** INSTRUCTION **
Copy all lines below exactly as written. Leave pictures out.

** MATERIAL FOR THE TASK **
◆ ◆ ◆ ◆ ◆ ◆ ◆

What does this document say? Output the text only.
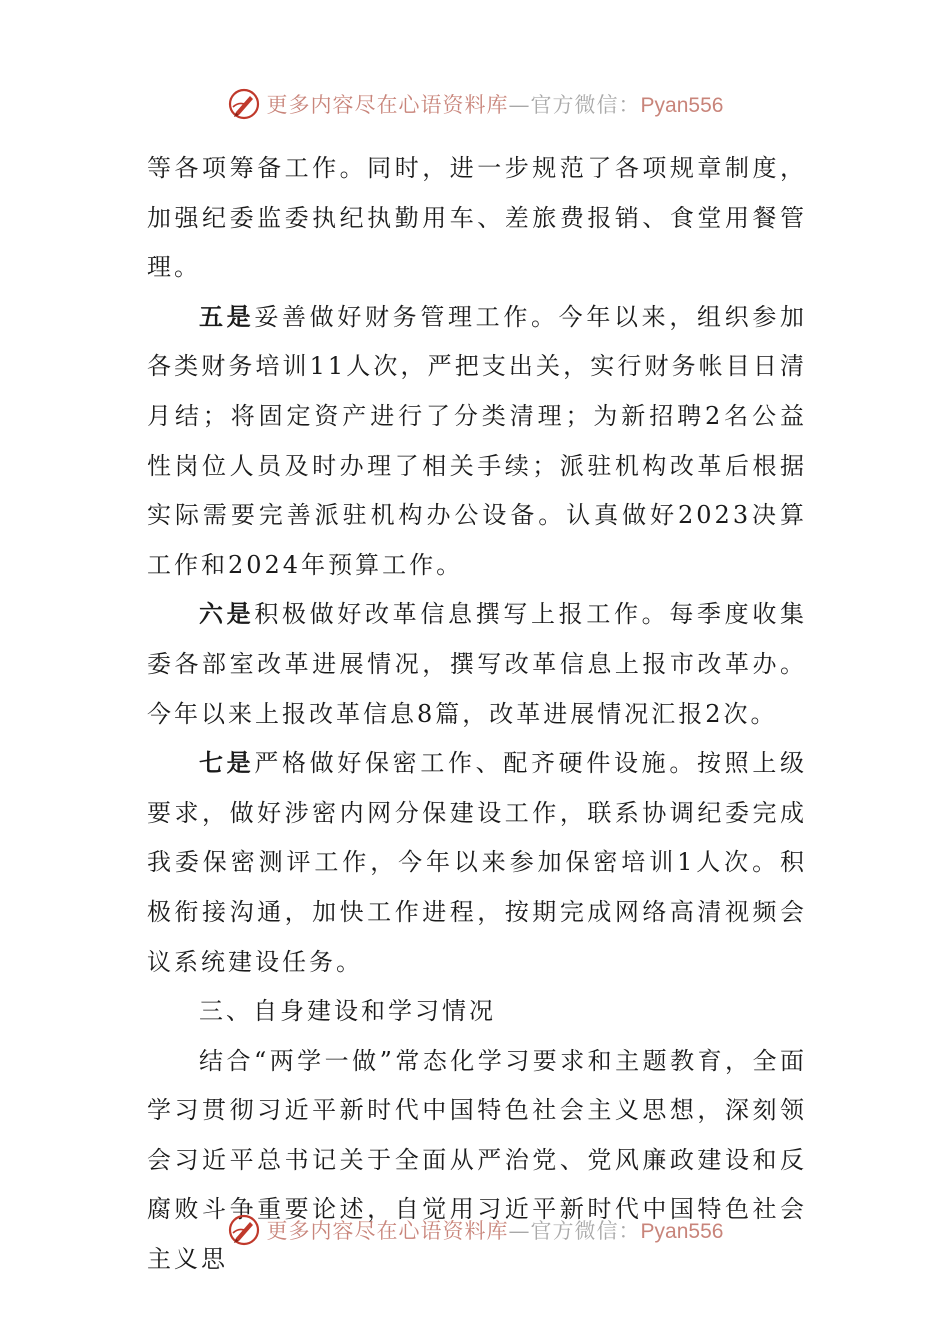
更多内容尽在心语资料库—官方微信：Pyan556

等各项筹备工作。同时，进一步规范了各项规章制度，加强纪委监委执纪执勤用车、差旅费报销、食堂用餐管理。

五是妥善做好财务管理工作。今年以来，组织参加各类财务培训11人次，严把支出关，实行财务帐目日清月结；将固定资产进行了分类清理；为新招聘2名公益性岗位人员及时办理了相关手续；派驻机构改革后根据实际需要完善派驻机构办公设备。认真做好2023决算工作和2024年预算工作。

六是积极做好改革信息撰写上报工作。每季度收集委各部室改革进展情况，撰写改革信息上报市改革办。今年以来上报改革信息8篇，改革进展情况汇报2次。

七是严格做好保密工作、配齐硬件设施。按照上级要求，做好涉密内网分保建设工作，联系协调纪委完成我委保密测评工作，今年以来参加保密培训1人次。积极衔接沟通，加快工作进程，按期完成网络高清视频会议系统建设任务。

三、自身建设和学习情况

结合“两学一做”常态化学习要求和主题教育，全面学习贯彻习近平新时代中国特色社会主义思想，深刻领会习近平总书记关于全面从严治党、党风廉政建设和反腐败斗争重要论述，自觉用习近平新时代中国特色社会主义思

更多内容尽在心语资料库—官方微信：Pyan556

◆ ◆ ◆ ◆ ◆ ◆ ◆

** RESULT OF THE TASK **
What does this document say? Output the text only.
更多内容尽在心语资料库—官方微信：Pyan556

等各项筹备工作。同时，进一步规范了各项规章制度，加强纪委监委执纪执勤用车、差旅费报销、食堂用餐管理。

五是妥善做好财务管理工作。今年以来，组织参加各类财务培训11人次，严把支出关，实行财务帐目日清月结；将固定资产进行了分类清理；为新招聘2名公益性岗位人员及时办理了相关手续；派驻机构改革后根据实际需要完善派驻机构办公设备。认真做好2023决算工作和2024年预算工作。

六是积极做好改革信息撰写上报工作。每季度收集委各部室改革进展情况，撰写改革信息上报市改革办。今年以来上报改革信息8篇，改革进展情况汇报2次。

七是严格做好保密工作、配齐硬件设施。按照上级要求，做好涉密内网分保建设工作，联系协调纪委完成我委保密测评工作，今年以来参加保密培训1人次。积极衔接沟通，加快工作进程，按期完成网络高清视频会议系统建设任务。

三、自身建设和学习情况

结合“两学一做”常态化学习要求和主题教育，全面学习贯彻习近平新时代中国特色社会主义思想，深刻领会习近平总书记关于全面从严治党、党风廉政建设和反腐败斗争重要论述，自觉用习近平新时代中国特色社会主义思

更多内容尽在心语资料库—官方微信：Pyan556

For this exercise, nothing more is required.